▸ **Short task**
Print every one of the following lines unchanged, character for character.

▸ **Exercise inputs**
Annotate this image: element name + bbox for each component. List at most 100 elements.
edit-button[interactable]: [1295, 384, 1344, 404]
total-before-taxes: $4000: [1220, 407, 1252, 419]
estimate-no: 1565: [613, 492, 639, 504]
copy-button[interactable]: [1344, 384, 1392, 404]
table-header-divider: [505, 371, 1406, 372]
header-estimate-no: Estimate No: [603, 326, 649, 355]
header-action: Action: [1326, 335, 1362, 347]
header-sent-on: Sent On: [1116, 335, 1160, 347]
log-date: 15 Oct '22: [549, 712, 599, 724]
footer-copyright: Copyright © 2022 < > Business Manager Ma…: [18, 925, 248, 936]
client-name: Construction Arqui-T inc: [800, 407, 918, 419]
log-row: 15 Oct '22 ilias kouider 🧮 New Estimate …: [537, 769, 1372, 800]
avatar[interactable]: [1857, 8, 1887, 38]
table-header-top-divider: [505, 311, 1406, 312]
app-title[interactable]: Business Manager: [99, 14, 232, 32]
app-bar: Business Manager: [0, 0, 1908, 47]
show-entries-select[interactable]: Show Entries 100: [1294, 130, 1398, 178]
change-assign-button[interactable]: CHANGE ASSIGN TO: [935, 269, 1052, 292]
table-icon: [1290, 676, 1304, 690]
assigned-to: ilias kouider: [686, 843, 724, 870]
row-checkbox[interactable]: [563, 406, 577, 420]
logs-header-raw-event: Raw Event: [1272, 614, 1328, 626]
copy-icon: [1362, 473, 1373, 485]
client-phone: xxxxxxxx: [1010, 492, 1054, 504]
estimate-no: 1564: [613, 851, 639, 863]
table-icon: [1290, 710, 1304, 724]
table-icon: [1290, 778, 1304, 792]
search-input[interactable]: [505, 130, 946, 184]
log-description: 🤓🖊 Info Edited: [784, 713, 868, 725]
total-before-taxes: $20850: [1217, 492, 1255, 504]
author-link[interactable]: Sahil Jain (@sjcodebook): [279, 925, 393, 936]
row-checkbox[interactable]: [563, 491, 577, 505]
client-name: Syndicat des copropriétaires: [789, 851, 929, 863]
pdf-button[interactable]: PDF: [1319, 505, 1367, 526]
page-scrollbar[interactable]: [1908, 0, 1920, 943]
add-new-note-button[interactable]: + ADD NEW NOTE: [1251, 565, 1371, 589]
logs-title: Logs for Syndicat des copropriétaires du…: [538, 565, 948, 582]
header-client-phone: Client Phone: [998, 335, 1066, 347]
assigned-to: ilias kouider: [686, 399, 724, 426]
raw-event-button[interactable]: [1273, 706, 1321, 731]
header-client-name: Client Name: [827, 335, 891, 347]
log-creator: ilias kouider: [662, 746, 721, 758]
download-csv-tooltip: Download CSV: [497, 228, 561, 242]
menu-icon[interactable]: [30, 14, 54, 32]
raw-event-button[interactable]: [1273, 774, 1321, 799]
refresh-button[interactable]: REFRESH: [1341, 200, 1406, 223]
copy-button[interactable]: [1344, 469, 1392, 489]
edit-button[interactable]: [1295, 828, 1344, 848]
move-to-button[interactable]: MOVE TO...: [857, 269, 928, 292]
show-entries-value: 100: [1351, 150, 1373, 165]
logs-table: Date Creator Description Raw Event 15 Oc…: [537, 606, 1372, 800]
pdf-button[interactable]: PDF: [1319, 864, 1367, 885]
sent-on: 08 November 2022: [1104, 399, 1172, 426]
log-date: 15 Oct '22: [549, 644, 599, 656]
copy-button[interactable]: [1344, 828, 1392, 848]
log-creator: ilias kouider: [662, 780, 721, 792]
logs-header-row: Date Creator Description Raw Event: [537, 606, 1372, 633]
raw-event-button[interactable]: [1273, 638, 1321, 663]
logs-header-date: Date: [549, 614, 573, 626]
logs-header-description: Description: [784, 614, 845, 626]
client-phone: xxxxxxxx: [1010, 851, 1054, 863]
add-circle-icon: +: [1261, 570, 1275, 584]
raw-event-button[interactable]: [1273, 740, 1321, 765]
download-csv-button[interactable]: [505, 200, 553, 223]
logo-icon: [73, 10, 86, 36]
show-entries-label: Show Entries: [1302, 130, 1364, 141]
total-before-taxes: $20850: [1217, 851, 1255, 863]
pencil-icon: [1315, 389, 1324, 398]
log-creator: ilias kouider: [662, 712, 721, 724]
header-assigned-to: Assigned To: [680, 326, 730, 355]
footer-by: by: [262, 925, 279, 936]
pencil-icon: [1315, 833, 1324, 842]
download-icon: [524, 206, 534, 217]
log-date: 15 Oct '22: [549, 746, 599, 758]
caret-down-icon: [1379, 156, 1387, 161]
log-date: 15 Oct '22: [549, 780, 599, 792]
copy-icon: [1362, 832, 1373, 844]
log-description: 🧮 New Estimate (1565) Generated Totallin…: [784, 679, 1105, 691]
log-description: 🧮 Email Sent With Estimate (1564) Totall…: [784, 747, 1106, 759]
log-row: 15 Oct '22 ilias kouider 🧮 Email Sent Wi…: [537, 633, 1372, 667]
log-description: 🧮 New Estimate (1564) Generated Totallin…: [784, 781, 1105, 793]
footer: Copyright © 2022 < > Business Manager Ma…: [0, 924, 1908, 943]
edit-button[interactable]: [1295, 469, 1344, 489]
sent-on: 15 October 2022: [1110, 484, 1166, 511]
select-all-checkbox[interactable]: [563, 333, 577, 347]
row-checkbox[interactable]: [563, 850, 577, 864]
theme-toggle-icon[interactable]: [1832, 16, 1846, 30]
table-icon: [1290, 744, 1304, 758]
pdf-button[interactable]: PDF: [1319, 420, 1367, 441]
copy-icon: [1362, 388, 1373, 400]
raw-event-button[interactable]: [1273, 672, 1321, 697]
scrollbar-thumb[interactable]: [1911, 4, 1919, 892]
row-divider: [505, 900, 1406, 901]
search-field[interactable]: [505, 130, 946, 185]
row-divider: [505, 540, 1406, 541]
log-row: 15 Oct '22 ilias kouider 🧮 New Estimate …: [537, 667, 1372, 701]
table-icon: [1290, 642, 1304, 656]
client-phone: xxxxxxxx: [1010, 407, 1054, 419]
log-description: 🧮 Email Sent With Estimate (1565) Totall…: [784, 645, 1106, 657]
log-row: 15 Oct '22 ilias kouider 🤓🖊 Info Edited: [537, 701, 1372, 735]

▸ **The solution**
Annotate this image: element name + bbox for each component. List at most 100 elements.
edit-button[interactable]: [1295, 384, 1344, 404]
total-before-taxes: $4000: [1220, 407, 1252, 419]
estimate-no: 1565: [613, 492, 639, 504]
copy-button[interactable]: [1344, 384, 1392, 404]
table-header-divider: [505, 371, 1406, 372]
header-estimate-no: Estimate No: [603, 326, 649, 355]
header-action: Action: [1326, 335, 1362, 347]
header-sent-on: Sent On: [1116, 335, 1160, 347]
log-date: 15 Oct '22: [549, 712, 599, 724]
footer-copyright: Copyright © 2022 < > Business Manager Ma…: [18, 925, 248, 936]
client-name: Construction Arqui-T inc: [800, 407, 918, 419]
log-row: 15 Oct '22 ilias kouider 🧮 New Estimate …: [537, 769, 1372, 800]
avatar[interactable]: [1857, 8, 1887, 38]
table-header-top-divider: [505, 311, 1406, 312]
app-title[interactable]: Business Manager: [99, 14, 232, 32]
app-bar: Business Manager: [0, 0, 1908, 47]
show-entries-select[interactable]: Show Entries 100: [1294, 130, 1398, 178]
change-assign-button[interactable]: CHANGE ASSIGN TO: [935, 269, 1052, 292]
table-icon: [1290, 676, 1304, 690]
assigned-to: ilias kouider: [686, 843, 724, 870]
row-checkbox[interactable]: [563, 406, 577, 420]
logs-header-raw-event: Raw Event: [1272, 614, 1328, 626]
copy-icon: [1362, 473, 1373, 485]
client-phone: xxxxxxxx: [1010, 492, 1054, 504]
estimate-no: 1564: [613, 851, 639, 863]
table-icon: [1290, 710, 1304, 724]
table-icon: [1290, 778, 1304, 792]
search-input[interactable]: [505, 130, 946, 184]
log-description: 🤓🖊 Info Edited: [784, 713, 868, 725]
total-before-taxes: $20850: [1217, 492, 1255, 504]
author-link[interactable]: Sahil Jain (@sjcodebook): [279, 925, 393, 936]
row-checkbox[interactable]: [563, 491, 577, 505]
client-name: Syndicat des copropriétaires: [789, 851, 929, 863]
pdf-button[interactable]: PDF: [1319, 505, 1367, 526]
page-scrollbar[interactable]: [1908, 0, 1920, 943]
add-new-note-button[interactable]: + ADD NEW NOTE: [1251, 565, 1371, 589]
logs-title: Logs for Syndicat des copropriétaires du…: [538, 565, 948, 582]
header-client-phone: Client Phone: [998, 335, 1066, 347]
assigned-to: ilias kouider: [686, 399, 724, 426]
raw-event-button[interactable]: [1273, 706, 1321, 731]
header-client-name: Client Name: [827, 335, 891, 347]
log-creator: ilias kouider: [662, 746, 721, 758]
download-csv-tooltip: Download CSV: [497, 228, 561, 242]
menu-icon[interactable]: [30, 14, 54, 32]
raw-event-button[interactable]: [1273, 774, 1321, 799]
refresh-button[interactable]: REFRESH: [1341, 200, 1406, 223]
copy-button[interactable]: [1344, 469, 1392, 489]
edit-button[interactable]: [1295, 828, 1344, 848]
move-to-button[interactable]: MOVE TO...: [857, 269, 928, 292]
show-entries-value: 100: [1351, 150, 1373, 165]
logs-table: Date Creator Description Raw Event 15 Oc…: [537, 606, 1372, 800]
pdf-button[interactable]: PDF: [1319, 864, 1367, 885]
sent-on: 08 November 2022: [1104, 399, 1172, 426]
log-date: 15 Oct '22: [549, 644, 599, 656]
copy-button[interactable]: [1344, 828, 1392, 848]
log-creator: ilias kouider: [662, 780, 721, 792]
logs-header-row: Date Creator Description Raw Event: [537, 606, 1372, 633]
raw-event-button[interactable]: [1273, 638, 1321, 663]
logs-header-date: Date: [549, 614, 573, 626]
logs-header-description: Description: [784, 614, 845, 626]
client-phone: xxxxxxxx: [1010, 851, 1054, 863]
add-circle-icon: +: [1261, 570, 1275, 584]
raw-event-button[interactable]: [1273, 740, 1321, 765]
download-csv-button[interactable]: [505, 200, 553, 223]
logo-icon: [73, 10, 86, 36]
show-entries-label: Show Entries: [1302, 130, 1364, 141]
total-before-taxes: $20850: [1217, 851, 1255, 863]
pencil-icon: [1315, 389, 1324, 398]
log-creator: ilias kouider: [662, 712, 721, 724]
header-assigned-to: Assigned To: [680, 326, 730, 355]
footer-by: by: [262, 925, 279, 936]
pencil-icon: [1315, 833, 1324, 842]
download-icon: [524, 206, 534, 217]
log-date: 15 Oct '22: [549, 746, 599, 758]
caret-down-icon: [1379, 156, 1387, 161]
log-date: 15 Oct '22: [549, 780, 599, 792]
copy-icon: [1362, 832, 1373, 844]
log-description: 🧮 New Estimate (1565) Generated Totallin…: [784, 679, 1105, 691]
log-description: 🧮 Email Sent With Estimate (1564) Totall…: [784, 747, 1106, 759]
log-row: 15 Oct '22 ilias kouider 🧮 Email Sent Wi…: [537, 633, 1372, 667]
log-description: 🧮 New Estimate (1564) Generated Totallin…: [784, 781, 1105, 793]
footer: Copyright © 2022 < > Business Manager Ma…: [0, 924, 1908, 943]
edit-button[interactable]: [1295, 469, 1344, 489]
sent-on: 15 October 2022: [1110, 484, 1166, 511]
select-all-checkbox[interactable]: [563, 333, 577, 347]
row-checkbox[interactable]: [563, 850, 577, 864]
theme-toggle-icon[interactable]: [1832, 16, 1846, 30]
table-icon: [1290, 744, 1304, 758]
pdf-button[interactable]: PDF: [1319, 420, 1367, 441]
copy-icon: [1362, 388, 1373, 400]
raw-event-button[interactable]: [1273, 672, 1321, 697]
scrollbar-thumb[interactable]: [1911, 4, 1919, 892]
row-divider: [505, 900, 1406, 901]
search-field[interactable]: [505, 130, 946, 185]
row-divider: [505, 540, 1406, 541]
log-row: 15 Oct '22 ilias kouider 🧮 New Estimate …: [537, 667, 1372, 701]
table-icon: [1290, 642, 1304, 656]
client-phone: xxxxxxxx: [1010, 407, 1054, 419]
log-description: 🧮 Email Sent With Estimate (1565) Totall…: [784, 645, 1106, 657]
log-row: 15 Oct '22 ilias kouider 🤓🖊 Info Edited: [537, 701, 1372, 735]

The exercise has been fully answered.